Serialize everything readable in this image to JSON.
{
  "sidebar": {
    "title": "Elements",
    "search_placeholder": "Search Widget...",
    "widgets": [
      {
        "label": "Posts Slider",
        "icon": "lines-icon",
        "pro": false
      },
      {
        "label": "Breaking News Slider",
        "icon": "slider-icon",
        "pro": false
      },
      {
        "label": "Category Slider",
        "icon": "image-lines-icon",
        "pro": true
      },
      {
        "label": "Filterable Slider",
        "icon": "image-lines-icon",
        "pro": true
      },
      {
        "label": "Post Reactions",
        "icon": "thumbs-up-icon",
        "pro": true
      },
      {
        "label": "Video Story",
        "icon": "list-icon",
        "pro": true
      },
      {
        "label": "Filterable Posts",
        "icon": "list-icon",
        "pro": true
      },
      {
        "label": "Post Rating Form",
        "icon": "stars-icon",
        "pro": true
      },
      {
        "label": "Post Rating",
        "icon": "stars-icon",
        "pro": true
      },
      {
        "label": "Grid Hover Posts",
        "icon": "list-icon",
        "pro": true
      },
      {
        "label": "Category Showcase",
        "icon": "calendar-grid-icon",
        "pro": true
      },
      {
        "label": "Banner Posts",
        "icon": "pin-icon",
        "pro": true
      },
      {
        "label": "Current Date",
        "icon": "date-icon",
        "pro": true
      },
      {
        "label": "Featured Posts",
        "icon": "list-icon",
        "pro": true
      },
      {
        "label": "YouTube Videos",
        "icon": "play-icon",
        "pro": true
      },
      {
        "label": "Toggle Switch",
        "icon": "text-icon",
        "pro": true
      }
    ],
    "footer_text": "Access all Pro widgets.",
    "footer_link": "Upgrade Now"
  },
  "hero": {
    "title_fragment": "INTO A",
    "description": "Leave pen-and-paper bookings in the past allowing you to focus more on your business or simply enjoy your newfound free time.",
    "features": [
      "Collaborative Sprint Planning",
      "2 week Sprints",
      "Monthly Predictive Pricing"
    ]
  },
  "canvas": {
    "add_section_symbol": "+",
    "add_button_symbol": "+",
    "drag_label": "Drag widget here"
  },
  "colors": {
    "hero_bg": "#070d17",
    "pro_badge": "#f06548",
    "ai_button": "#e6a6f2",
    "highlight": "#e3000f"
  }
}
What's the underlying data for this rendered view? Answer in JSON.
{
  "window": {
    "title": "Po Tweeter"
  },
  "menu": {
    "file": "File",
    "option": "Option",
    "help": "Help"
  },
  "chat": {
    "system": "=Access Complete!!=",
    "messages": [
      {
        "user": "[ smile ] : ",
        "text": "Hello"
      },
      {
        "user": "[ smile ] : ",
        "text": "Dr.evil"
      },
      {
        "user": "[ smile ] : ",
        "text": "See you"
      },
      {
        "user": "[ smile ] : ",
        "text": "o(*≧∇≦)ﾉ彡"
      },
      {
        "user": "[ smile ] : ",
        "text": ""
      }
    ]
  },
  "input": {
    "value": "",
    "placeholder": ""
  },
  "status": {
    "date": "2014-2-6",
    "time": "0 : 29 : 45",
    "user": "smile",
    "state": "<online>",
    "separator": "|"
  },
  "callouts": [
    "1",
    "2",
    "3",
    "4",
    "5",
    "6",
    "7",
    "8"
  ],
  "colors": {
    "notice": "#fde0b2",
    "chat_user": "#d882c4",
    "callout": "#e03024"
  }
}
********
## [PROBLEM TO SOLVE]
Say how many lines include the word "this"; reply with the number alone.

## [SOLUTION TO THE EXERCISE]
2